* **WRITTEN REQUEST**:
Go through the listing and return every line with "location" in it.

## BEGIN ENTRIES

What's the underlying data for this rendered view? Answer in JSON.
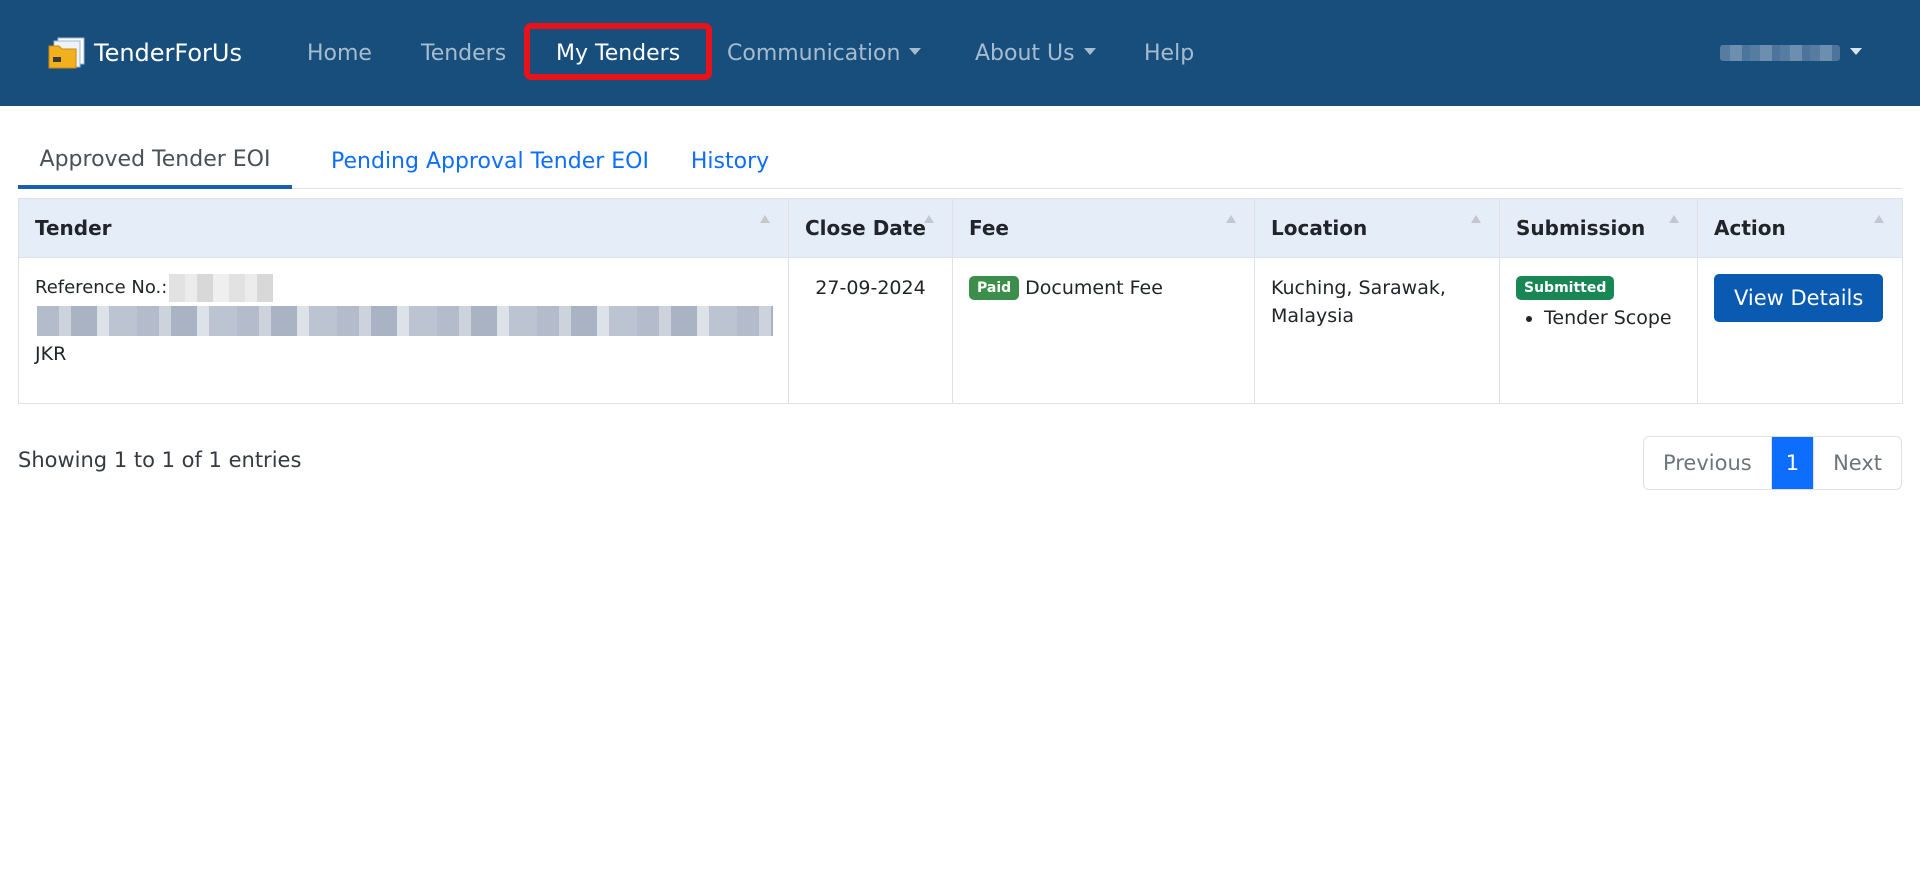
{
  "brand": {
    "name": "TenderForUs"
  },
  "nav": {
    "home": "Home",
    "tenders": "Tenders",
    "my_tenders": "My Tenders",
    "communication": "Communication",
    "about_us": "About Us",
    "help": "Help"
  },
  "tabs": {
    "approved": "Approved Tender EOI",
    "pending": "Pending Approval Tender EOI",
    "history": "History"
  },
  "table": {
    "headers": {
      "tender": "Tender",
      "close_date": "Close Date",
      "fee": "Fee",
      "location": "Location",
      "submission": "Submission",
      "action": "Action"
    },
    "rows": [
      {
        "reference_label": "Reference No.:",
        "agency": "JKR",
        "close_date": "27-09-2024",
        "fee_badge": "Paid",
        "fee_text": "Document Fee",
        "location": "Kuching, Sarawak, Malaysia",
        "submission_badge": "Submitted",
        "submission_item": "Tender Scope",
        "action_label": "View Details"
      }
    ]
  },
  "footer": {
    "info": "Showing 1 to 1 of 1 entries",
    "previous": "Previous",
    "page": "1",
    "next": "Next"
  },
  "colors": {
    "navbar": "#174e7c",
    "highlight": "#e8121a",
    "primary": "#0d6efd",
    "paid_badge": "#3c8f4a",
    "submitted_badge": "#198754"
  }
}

## END ENTRIES

* **SOLUTION FOR THIS EXERCISE**:
      "location": "Location",
        "location": "Kuching, Sarawak, Malaysia",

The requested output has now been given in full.